EXERCISE GOAL ▸
Find each line containing the string "Resident". Copy it.

ITEMS ▸
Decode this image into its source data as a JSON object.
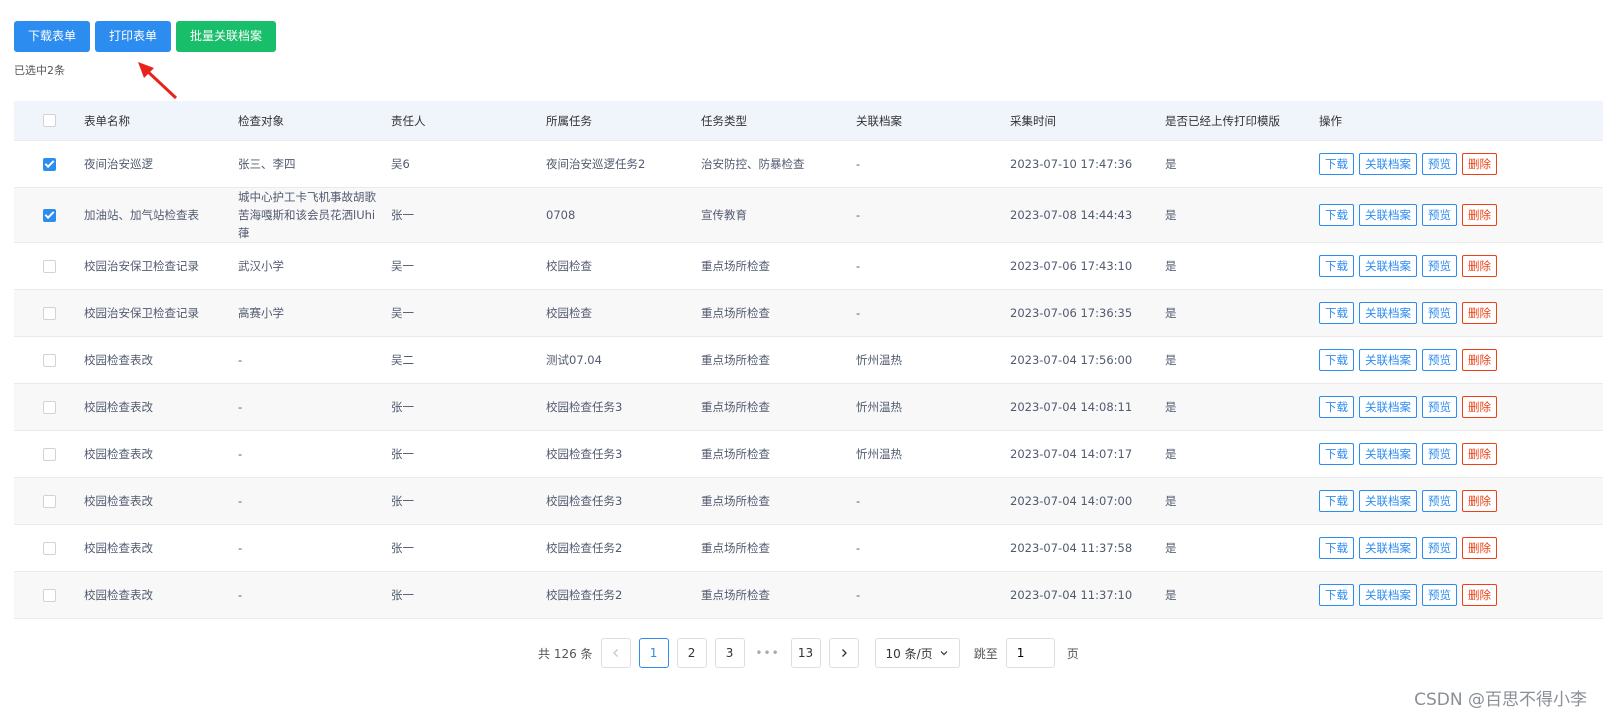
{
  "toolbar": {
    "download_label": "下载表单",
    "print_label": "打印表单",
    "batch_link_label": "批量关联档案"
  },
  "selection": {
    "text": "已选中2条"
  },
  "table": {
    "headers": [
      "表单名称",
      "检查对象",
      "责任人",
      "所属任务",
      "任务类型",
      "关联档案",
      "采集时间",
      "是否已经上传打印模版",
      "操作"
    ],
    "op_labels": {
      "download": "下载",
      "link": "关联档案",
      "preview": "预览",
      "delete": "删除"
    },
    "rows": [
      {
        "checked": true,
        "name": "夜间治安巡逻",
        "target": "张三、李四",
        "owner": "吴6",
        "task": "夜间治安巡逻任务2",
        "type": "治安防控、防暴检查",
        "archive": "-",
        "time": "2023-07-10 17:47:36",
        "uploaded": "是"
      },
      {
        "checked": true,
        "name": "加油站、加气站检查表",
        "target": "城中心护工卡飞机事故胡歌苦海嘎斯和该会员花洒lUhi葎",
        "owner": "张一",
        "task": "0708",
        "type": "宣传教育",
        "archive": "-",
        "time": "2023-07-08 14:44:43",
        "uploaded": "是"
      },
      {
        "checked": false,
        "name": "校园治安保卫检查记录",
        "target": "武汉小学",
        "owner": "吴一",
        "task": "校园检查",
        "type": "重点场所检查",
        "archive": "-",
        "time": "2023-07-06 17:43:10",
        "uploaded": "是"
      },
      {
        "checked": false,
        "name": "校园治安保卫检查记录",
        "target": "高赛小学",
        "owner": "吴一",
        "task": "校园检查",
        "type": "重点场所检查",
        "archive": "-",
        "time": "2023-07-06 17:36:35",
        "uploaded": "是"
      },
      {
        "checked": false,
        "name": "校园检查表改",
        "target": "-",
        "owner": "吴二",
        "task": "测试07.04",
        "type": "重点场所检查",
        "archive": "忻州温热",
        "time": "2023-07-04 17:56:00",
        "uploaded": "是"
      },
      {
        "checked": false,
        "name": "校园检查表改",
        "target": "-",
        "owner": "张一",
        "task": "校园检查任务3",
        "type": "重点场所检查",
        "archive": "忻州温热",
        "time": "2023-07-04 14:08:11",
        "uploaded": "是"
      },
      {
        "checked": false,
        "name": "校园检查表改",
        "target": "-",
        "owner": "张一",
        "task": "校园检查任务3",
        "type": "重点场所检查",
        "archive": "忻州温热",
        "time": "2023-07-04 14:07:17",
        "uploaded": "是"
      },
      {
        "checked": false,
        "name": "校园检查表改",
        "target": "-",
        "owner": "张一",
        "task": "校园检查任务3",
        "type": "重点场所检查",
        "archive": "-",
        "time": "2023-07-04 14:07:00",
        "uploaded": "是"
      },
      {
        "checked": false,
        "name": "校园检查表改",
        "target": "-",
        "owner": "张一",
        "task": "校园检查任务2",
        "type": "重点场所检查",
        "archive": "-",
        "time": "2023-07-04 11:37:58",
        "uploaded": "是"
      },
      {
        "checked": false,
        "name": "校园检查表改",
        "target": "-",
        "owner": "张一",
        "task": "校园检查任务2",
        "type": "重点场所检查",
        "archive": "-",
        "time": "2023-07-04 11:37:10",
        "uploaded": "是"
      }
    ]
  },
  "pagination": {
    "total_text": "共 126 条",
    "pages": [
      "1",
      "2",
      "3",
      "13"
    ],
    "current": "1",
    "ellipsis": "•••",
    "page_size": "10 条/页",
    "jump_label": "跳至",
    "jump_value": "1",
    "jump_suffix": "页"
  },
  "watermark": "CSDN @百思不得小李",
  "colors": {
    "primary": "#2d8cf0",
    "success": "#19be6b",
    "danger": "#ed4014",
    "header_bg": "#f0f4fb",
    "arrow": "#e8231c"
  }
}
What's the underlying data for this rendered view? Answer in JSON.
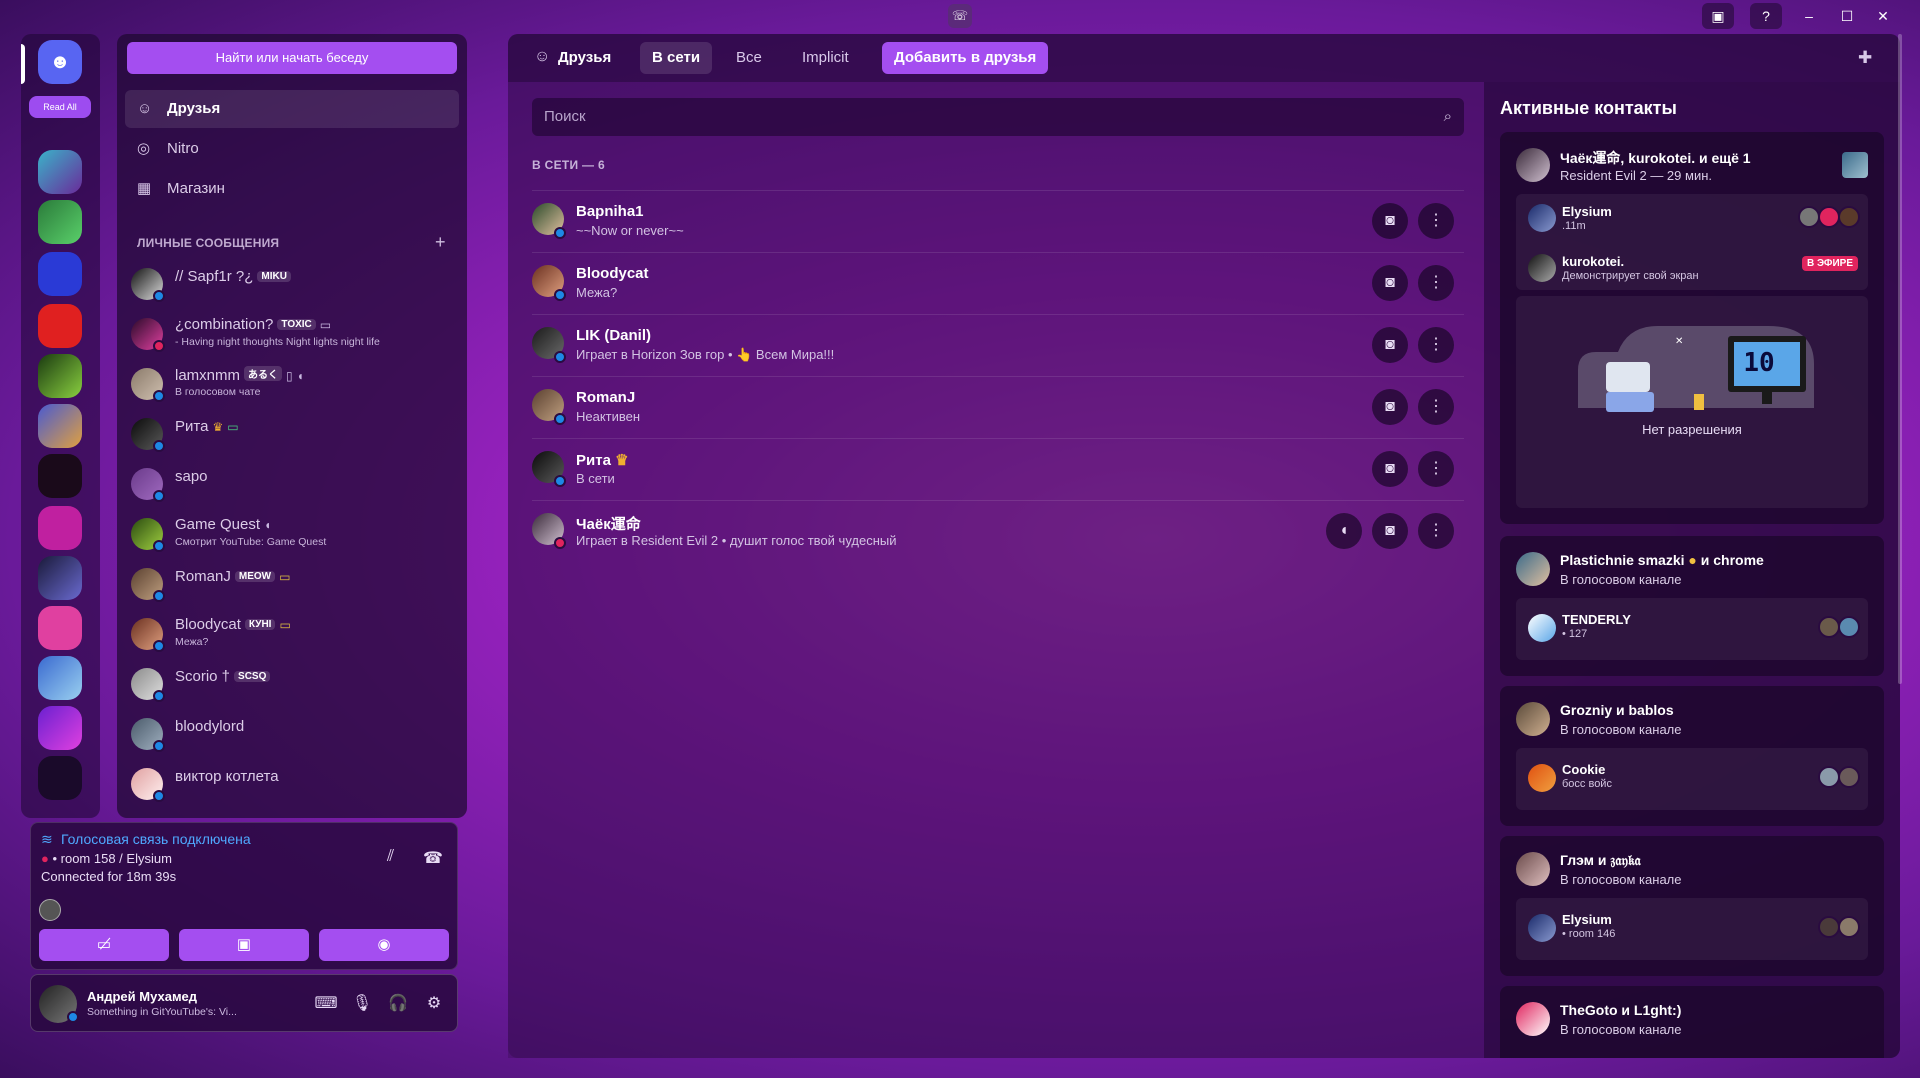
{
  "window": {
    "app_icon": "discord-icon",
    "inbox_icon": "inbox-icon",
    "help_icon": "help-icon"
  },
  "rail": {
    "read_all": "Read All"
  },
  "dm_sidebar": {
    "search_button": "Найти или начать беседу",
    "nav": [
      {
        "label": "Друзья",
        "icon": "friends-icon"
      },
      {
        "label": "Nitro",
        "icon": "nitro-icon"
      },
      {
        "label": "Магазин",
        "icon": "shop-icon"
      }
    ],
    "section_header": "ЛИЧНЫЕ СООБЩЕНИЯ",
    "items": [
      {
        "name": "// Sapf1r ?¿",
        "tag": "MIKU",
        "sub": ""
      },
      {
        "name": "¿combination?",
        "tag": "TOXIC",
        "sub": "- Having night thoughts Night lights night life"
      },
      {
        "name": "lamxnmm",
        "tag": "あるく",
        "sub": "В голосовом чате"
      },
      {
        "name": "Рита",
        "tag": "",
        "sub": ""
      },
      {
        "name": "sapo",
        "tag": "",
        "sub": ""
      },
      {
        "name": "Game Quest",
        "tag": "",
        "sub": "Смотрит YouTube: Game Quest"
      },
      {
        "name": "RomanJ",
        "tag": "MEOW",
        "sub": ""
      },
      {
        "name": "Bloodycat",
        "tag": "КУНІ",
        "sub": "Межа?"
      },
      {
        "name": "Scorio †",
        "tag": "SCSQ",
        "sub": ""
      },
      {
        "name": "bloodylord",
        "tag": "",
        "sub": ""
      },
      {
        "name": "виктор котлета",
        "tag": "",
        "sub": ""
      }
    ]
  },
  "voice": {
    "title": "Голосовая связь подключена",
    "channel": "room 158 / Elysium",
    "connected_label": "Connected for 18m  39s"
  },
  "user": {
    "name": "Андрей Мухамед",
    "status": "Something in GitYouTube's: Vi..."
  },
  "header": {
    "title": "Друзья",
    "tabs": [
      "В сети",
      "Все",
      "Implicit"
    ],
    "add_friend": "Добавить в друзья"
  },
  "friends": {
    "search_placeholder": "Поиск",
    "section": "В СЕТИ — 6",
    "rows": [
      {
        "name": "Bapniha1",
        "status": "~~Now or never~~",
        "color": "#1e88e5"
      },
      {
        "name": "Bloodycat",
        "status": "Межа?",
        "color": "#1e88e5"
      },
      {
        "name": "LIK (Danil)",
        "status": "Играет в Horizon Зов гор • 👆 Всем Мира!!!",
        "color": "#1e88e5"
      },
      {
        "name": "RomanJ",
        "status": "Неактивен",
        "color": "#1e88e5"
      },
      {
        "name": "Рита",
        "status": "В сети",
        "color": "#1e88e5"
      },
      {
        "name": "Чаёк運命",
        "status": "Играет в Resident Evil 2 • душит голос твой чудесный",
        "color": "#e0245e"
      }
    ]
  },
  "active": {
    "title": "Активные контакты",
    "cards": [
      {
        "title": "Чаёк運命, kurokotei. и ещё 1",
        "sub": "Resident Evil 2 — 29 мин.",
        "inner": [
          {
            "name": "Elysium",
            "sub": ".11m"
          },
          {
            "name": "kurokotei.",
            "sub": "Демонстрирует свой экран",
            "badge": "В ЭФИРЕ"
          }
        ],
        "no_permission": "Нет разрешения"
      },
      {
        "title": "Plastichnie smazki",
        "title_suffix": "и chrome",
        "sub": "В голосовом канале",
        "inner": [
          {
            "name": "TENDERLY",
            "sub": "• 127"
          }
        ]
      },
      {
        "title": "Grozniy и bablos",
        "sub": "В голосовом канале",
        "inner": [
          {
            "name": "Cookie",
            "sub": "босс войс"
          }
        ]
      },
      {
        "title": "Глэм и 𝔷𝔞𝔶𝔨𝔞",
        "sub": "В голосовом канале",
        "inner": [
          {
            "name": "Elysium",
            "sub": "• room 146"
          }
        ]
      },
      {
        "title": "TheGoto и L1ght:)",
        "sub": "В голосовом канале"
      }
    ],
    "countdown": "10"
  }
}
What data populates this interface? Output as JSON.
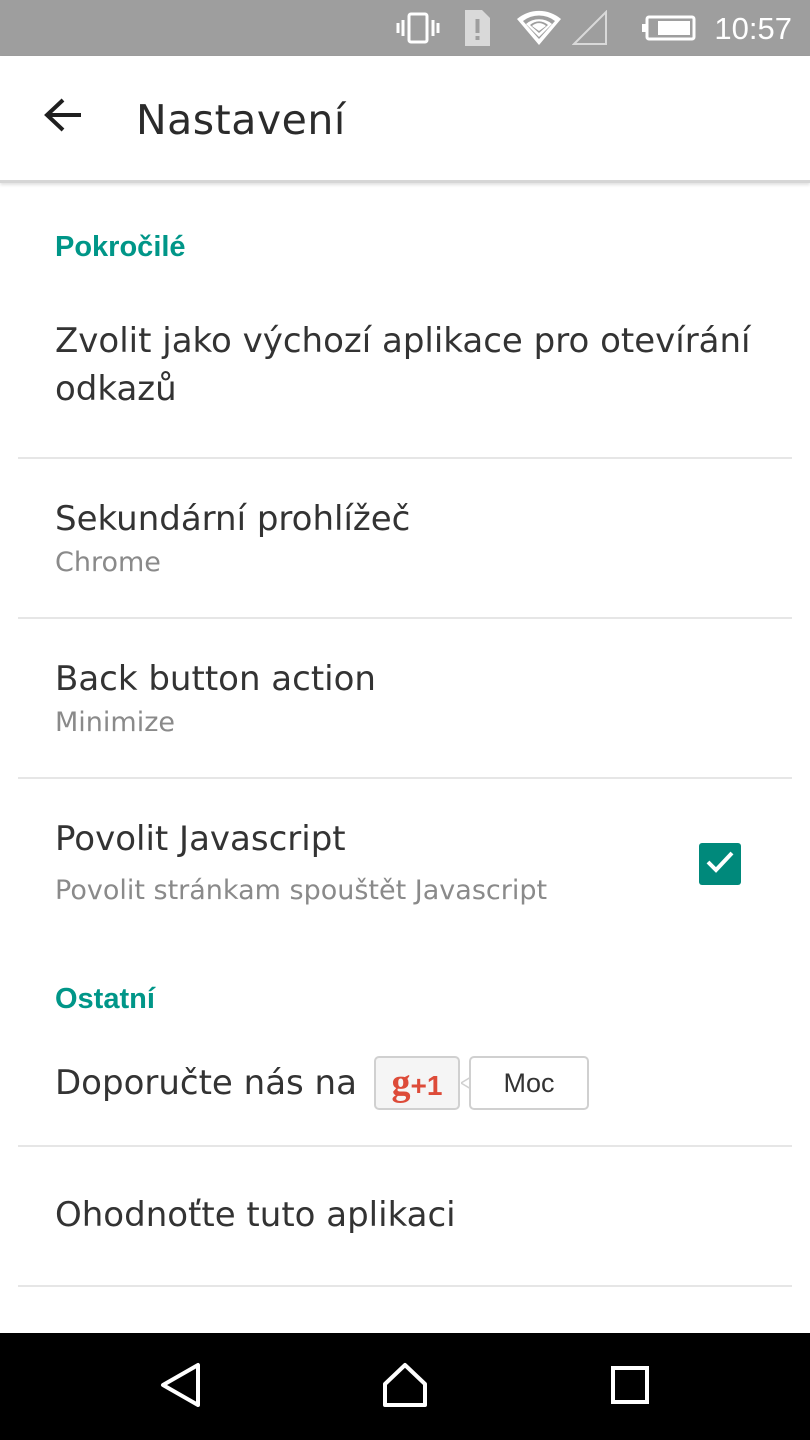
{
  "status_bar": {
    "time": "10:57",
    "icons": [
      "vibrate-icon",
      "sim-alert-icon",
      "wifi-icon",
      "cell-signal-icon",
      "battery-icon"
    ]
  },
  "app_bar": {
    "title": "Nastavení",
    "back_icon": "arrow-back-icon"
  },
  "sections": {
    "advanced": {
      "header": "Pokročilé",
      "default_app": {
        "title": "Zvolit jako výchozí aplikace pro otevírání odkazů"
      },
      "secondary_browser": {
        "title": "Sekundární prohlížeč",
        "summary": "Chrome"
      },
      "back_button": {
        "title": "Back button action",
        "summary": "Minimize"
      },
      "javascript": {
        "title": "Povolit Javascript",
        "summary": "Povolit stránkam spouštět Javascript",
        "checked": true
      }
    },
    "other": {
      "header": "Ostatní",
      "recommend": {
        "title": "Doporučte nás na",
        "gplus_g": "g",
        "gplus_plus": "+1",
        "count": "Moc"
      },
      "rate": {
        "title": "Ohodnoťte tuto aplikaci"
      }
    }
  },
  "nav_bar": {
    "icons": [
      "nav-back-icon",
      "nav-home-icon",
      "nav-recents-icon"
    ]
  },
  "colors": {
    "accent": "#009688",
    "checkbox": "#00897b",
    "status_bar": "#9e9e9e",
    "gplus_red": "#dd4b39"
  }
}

OUTPUT OF THE EXERCISE ▸
        "status": "Играет в Resident Evil 2 • душит голос твой чудесный",
        "sub": "Resident Evil 2 — 29 мин.",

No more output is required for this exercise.